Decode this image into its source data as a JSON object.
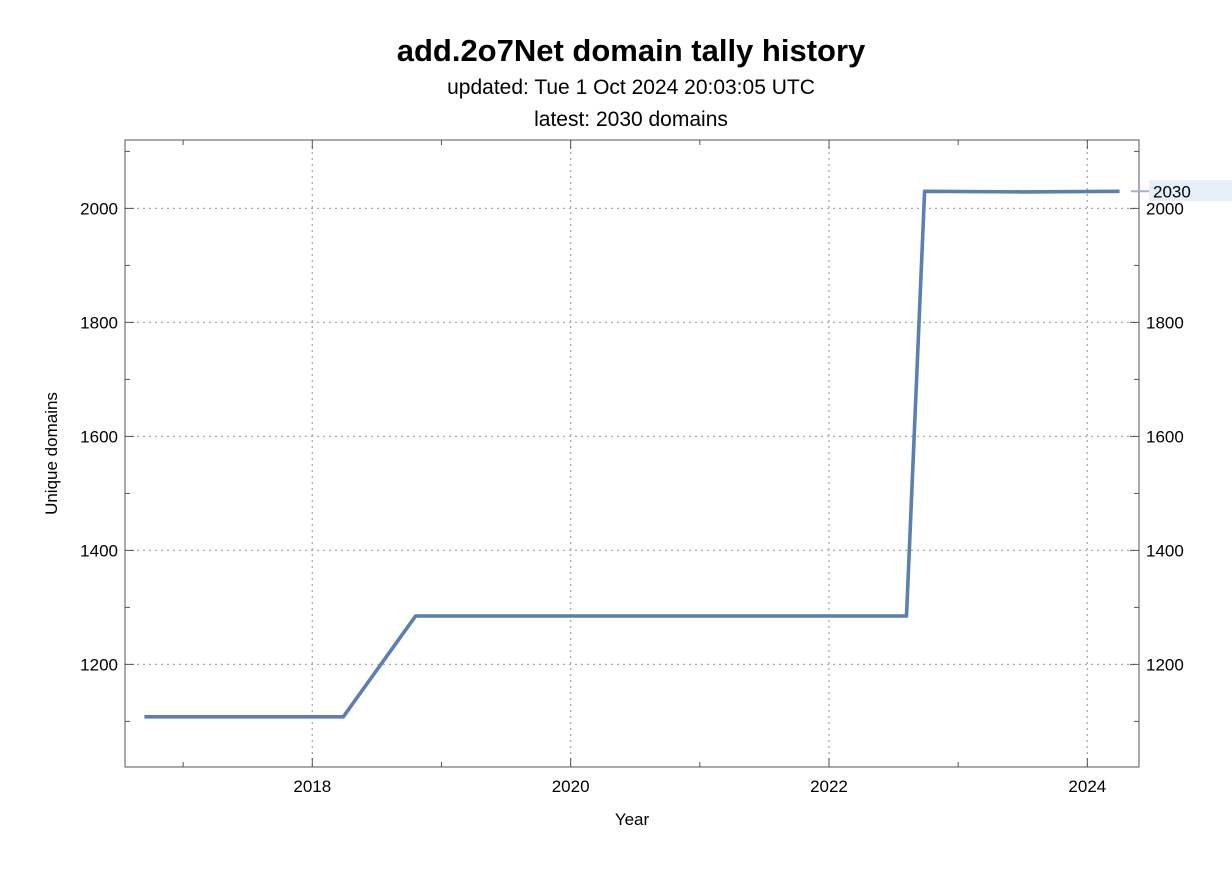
{
  "chart_data": {
    "type": "line",
    "title": "add.2o7Net domain tally history",
    "subtitle_updated": "updated: Tue 1 Oct 2024 20:03:05 UTC",
    "subtitle_latest": "latest: 2030 domains",
    "xlabel": "Year",
    "ylabel": "Unique domains",
    "xlim": [
      2016.55,
      2024.4
    ],
    "ylim": [
      1020,
      2120
    ],
    "x_ticks": [
      2018,
      2020,
      2022,
      2024
    ],
    "y_ticks": [
      1200,
      1400,
      1600,
      1800,
      2000
    ],
    "grid": true,
    "color": "#5B7FB3",
    "series": [
      {
        "points": [
          [
            2016.7,
            1108
          ],
          [
            2018.24,
            1108
          ],
          [
            2018.8,
            1285
          ],
          [
            2022.6,
            1285
          ],
          [
            2022.74,
            2030
          ],
          [
            2023.5,
            2029
          ],
          [
            2024.25,
            2030
          ]
        ]
      }
    ],
    "end_label": "2030"
  }
}
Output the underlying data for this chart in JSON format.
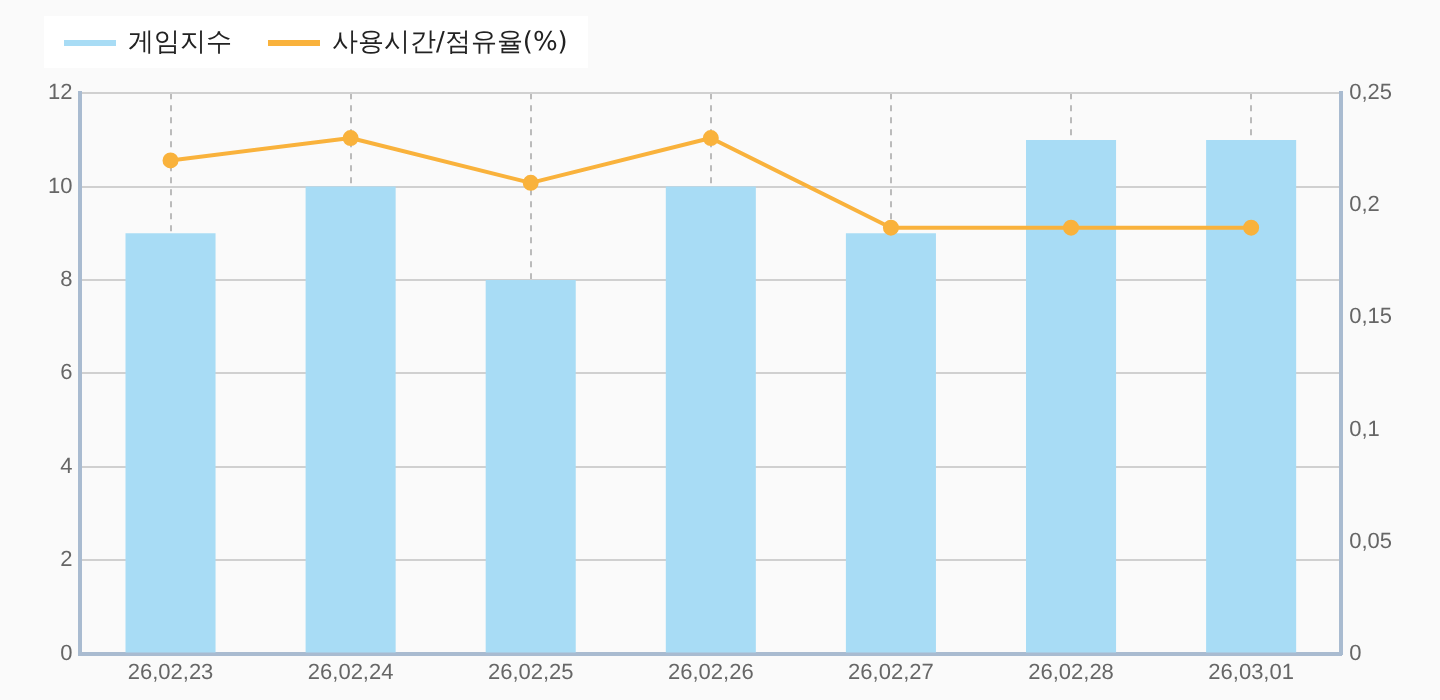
{
  "chart_data": {
    "type": "bar",
    "categories": [
      "26,02,23",
      "26,02,24",
      "26,02,25",
      "26,02,26",
      "26,02,27",
      "26,02,28",
      "26,03,01"
    ],
    "series": [
      {
        "name": "게임지수",
        "color": "#a8dcf5",
        "values": [
          9,
          10,
          8,
          10,
          9,
          11,
          11
        ]
      },
      {
        "name": "사용시간/점유율(%)",
        "type": "line",
        "axis": "y2",
        "color": "#f9b23c",
        "values": [
          0.22,
          0.23,
          0.21,
          0.23,
          0.19,
          0.19,
          0.19
        ]
      }
    ],
    "ylim": [
      0,
      12
    ],
    "yticks": [
      0,
      2,
      4,
      6,
      8,
      10,
      12
    ],
    "y2lim": [
      0,
      0.25
    ],
    "y2ticks": [
      {
        "value": 0,
        "label": "0"
      },
      {
        "value": 0.05,
        "label": "0,05"
      },
      {
        "value": 0.1,
        "label": "0,1"
      },
      {
        "value": 0.15,
        "label": "0,15"
      },
      {
        "value": 0.2,
        "label": "0,2"
      },
      {
        "value": 0.25,
        "label": "0,25"
      }
    ],
    "grid": true,
    "legend": "top left",
    "marker": "circle"
  }
}
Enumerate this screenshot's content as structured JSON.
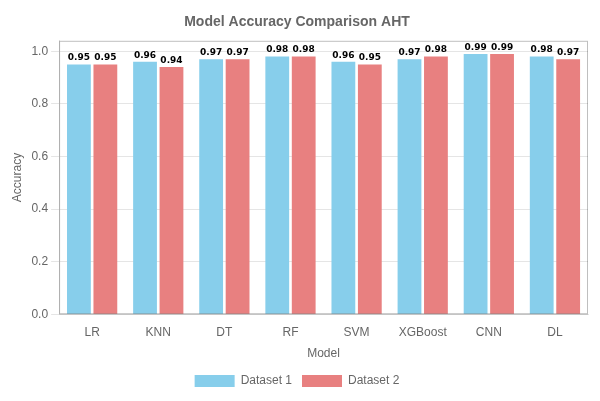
{
  "chart_data": {
    "type": "bar",
    "title": "Model Accuracy Comparison AHT",
    "x_label": "Model",
    "y_label": "Accuracy",
    "categories": [
      "LR",
      "KNN",
      "DT",
      "RF",
      "SVM",
      "XGBoost",
      "CNN",
      "DL"
    ],
    "series": [
      {
        "name": "Dataset 1",
        "color": "#87CEEB",
        "values": [
          0.95,
          0.96,
          0.97,
          0.98,
          0.96,
          0.97,
          0.99,
          0.98
        ]
      },
      {
        "name": "Dataset 2",
        "color": "#E88080",
        "values": [
          0.95,
          0.94,
          0.97,
          0.98,
          0.95,
          0.98,
          0.99,
          0.97
        ]
      }
    ],
    "ylim": [
      0.0,
      1.04
    ],
    "yticks": [
      {
        "value": 0,
        "label": "0.0"
      },
      0.2,
      0.4,
      0.6,
      0.8,
      {
        "value": 1,
        "label": "1.0"
      }
    ],
    "grid": true,
    "legend": "bottom",
    "data_labels": true
  }
}
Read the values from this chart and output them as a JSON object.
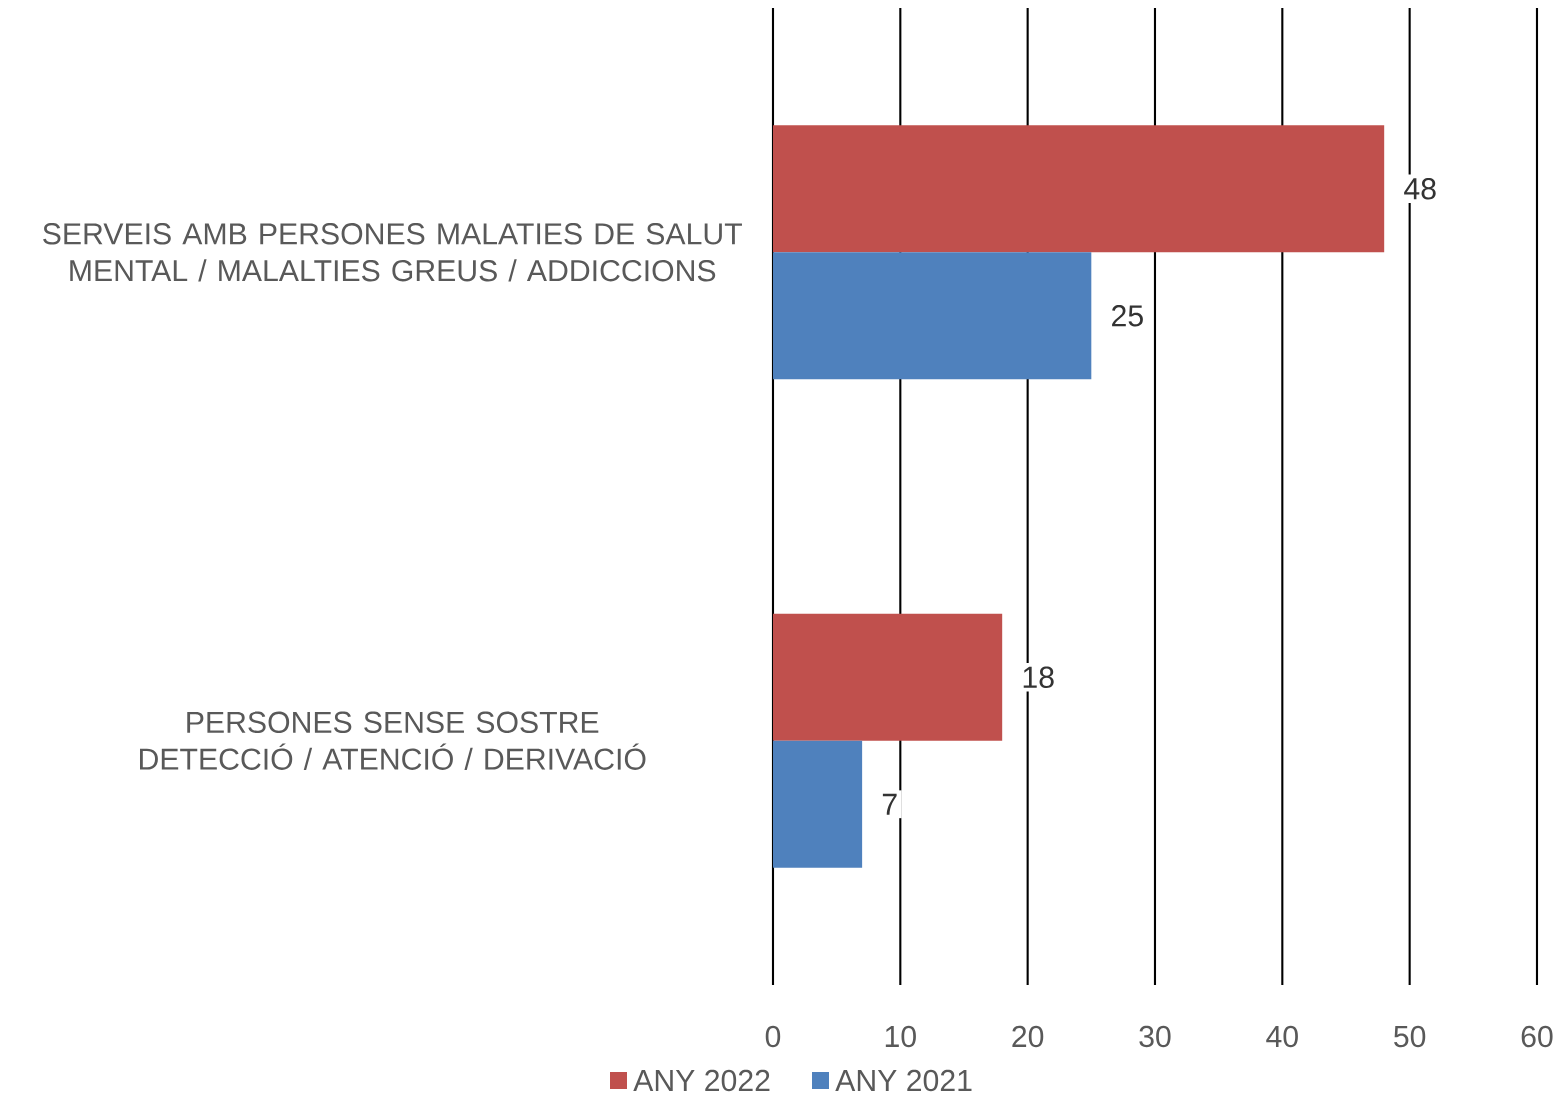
{
  "chart_data": {
    "type": "bar",
    "orientation": "horizontal",
    "categories": [
      "SERVEIS AMB PERSONES MALATIES DE SALUT MENTAL / MALALTIES GREUS / ADDICCIONS",
      "PERSONES SENSE SOSTRE DETECCIÓ / ATENCIÓ / DERIVACIÓ"
    ],
    "series": [
      {
        "name": "ANY 2022",
        "color": "#c0504d",
        "values": [
          48,
          18
        ]
      },
      {
        "name": "ANY 2021",
        "color": "#4f81bd",
        "values": [
          25,
          7
        ]
      }
    ],
    "xlim": [
      0,
      60
    ],
    "xticks": [
      0,
      10,
      20,
      30,
      40,
      50,
      60
    ],
    "grid": "x",
    "data_labels": true,
    "legend": "bottom"
  }
}
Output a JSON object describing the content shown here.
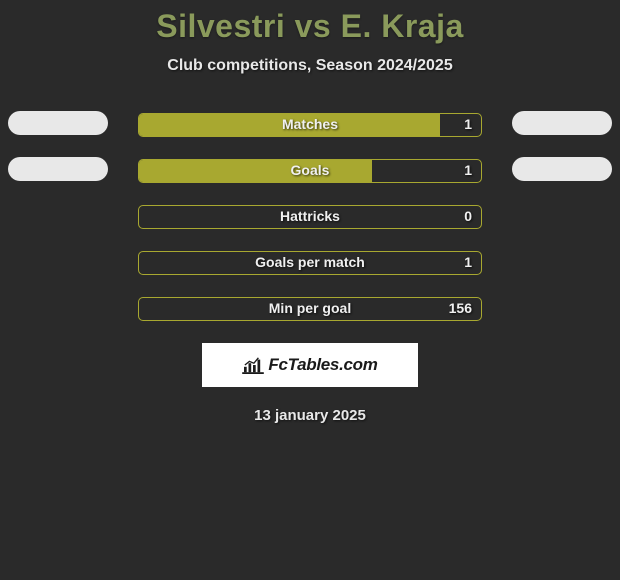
{
  "title": "Silvestri vs E. Kraja",
  "subtitle": "Club competitions, Season 2024/2025",
  "date": "13 january 2025",
  "logo_text": "FcTables.com",
  "colors": {
    "background": "#2a2a2a",
    "accent": "#a8a830",
    "title": "#8a9a5b",
    "pill_light": "#e8e8e8",
    "text": "#f0f0f0"
  },
  "stats": [
    {
      "label": "Matches",
      "value": "1",
      "fill_pct": 88,
      "left_pill": true,
      "right_pill": true,
      "pill_color_left": "#e8e8e8",
      "pill_color_right": "#e8e8e8"
    },
    {
      "label": "Goals",
      "value": "1",
      "fill_pct": 68,
      "left_pill": true,
      "right_pill": true,
      "pill_color_left": "#e8e8e8",
      "pill_color_right": "#e8e8e8"
    },
    {
      "label": "Hattricks",
      "value": "0",
      "fill_pct": 0,
      "left_pill": false,
      "right_pill": false
    },
    {
      "label": "Goals per match",
      "value": "1",
      "fill_pct": 0,
      "left_pill": false,
      "right_pill": false
    },
    {
      "label": "Min per goal",
      "value": "156",
      "fill_pct": 0,
      "left_pill": false,
      "right_pill": false
    }
  ]
}
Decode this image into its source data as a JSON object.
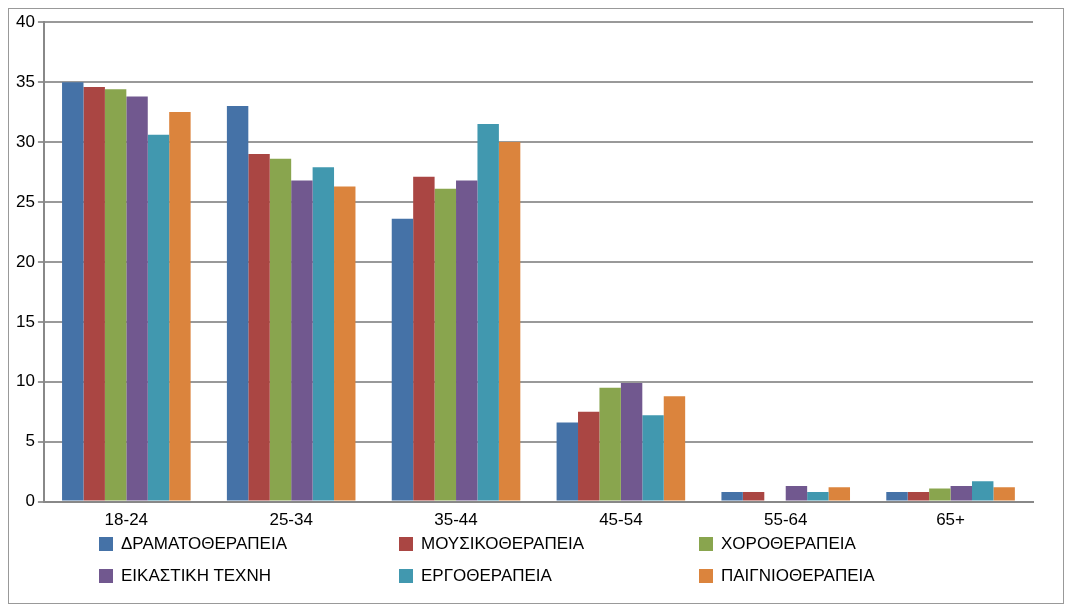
{
  "chart_data": {
    "type": "bar",
    "categories": [
      "18-24",
      "25-34",
      "35-44",
      "45-54",
      "55-64",
      "65+"
    ],
    "series": [
      {
        "name": "ΔΡΑΜΑΤΟΘΕΡΑΠΕΙΑ",
        "color": "#4572a7",
        "values": [
          35,
          33,
          23.6,
          6.6,
          0.8,
          0.8
        ]
      },
      {
        "name": "ΜΟΥΣΙΚΟΘΕΡΑΠΕΙΑ",
        "color": "#aa4643",
        "values": [
          34.6,
          29,
          27.1,
          7.5,
          0.8,
          0.8
        ]
      },
      {
        "name": "ΧΟΡΟΘΕΡΑΠΕΙΑ",
        "color": "#89a54e",
        "values": [
          34.4,
          28.6,
          26.1,
          9.5,
          0,
          1.1
        ]
      },
      {
        "name": "ΕΙΚΑΣΤΙΚΗ ΤΕΧΝΗ",
        "color": "#71588f",
        "values": [
          33.8,
          26.8,
          26.8,
          9.9,
          1.3,
          1.3
        ]
      },
      {
        "name": "ΕΡΓΟΘΕΡΑΠΕΙΑ",
        "color": "#4198af",
        "values": [
          30.6,
          27.9,
          31.5,
          7.2,
          0.8,
          1.7
        ]
      },
      {
        "name": "ΠΑΙΓΝΙΟΘΕΡΑΠΕΙΑ",
        "color": "#db843d",
        "values": [
          32.5,
          26.3,
          30,
          8.8,
          1.2,
          1.2
        ]
      }
    ],
    "ylim": [
      0,
      40
    ],
    "yticks": [
      0,
      5,
      10,
      15,
      20,
      25,
      30,
      35,
      40
    ],
    "grid": "y",
    "legend": "bottom"
  }
}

- - - - - - -

### Problem description
Copy out every line of the data that includes the word "PERSONES".

### Final answer
      "SERVEIS AMB PERSONES MALATIES DE SALUT MENTAL / MALALTIES GREUS / ADDICCIONS",
      "PERSONES SENSE SOSTRE DETECCIÓ / ATENCIÓ / DERIVACIÓ"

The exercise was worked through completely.